• Work instructions: All records below must be retyped exactly.
## Begin
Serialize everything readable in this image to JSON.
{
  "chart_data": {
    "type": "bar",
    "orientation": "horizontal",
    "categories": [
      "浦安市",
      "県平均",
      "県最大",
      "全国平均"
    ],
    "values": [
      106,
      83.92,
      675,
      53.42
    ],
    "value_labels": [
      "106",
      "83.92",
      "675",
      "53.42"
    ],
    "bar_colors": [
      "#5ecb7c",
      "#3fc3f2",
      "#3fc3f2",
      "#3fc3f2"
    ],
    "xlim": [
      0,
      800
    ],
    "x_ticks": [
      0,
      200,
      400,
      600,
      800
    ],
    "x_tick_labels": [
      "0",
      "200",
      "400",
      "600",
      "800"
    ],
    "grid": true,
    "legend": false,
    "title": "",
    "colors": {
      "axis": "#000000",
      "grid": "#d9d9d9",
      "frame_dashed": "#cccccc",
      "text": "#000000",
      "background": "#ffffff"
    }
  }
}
## End
• Worked solution:
Serialize everything readable in this image to JSON.
{
  "chart_data": {
    "type": "bar",
    "orientation": "horizontal",
    "categories": [
      "浦安市",
      "県平均",
      "県最大",
      "全国平均"
    ],
    "values": [
      106,
      83.92,
      675,
      53.42
    ],
    "value_labels": [
      "106",
      "83.92",
      "675",
      "53.42"
    ],
    "bar_colors": [
      "#5ecb7c",
      "#3fc3f2",
      "#3fc3f2",
      "#3fc3f2"
    ],
    "xlim": [
      0,
      800
    ],
    "x_ticks": [
      0,
      200,
      400,
      600,
      800
    ],
    "x_tick_labels": [
      "0",
      "200",
      "400",
      "600",
      "800"
    ],
    "grid": true,
    "legend": false,
    "title": "",
    "colors": {
      "axis": "#000000",
      "grid": "#d9d9d9",
      "frame_dashed": "#cccccc",
      "text": "#000000",
      "background": "#ffffff"
    }
  }
}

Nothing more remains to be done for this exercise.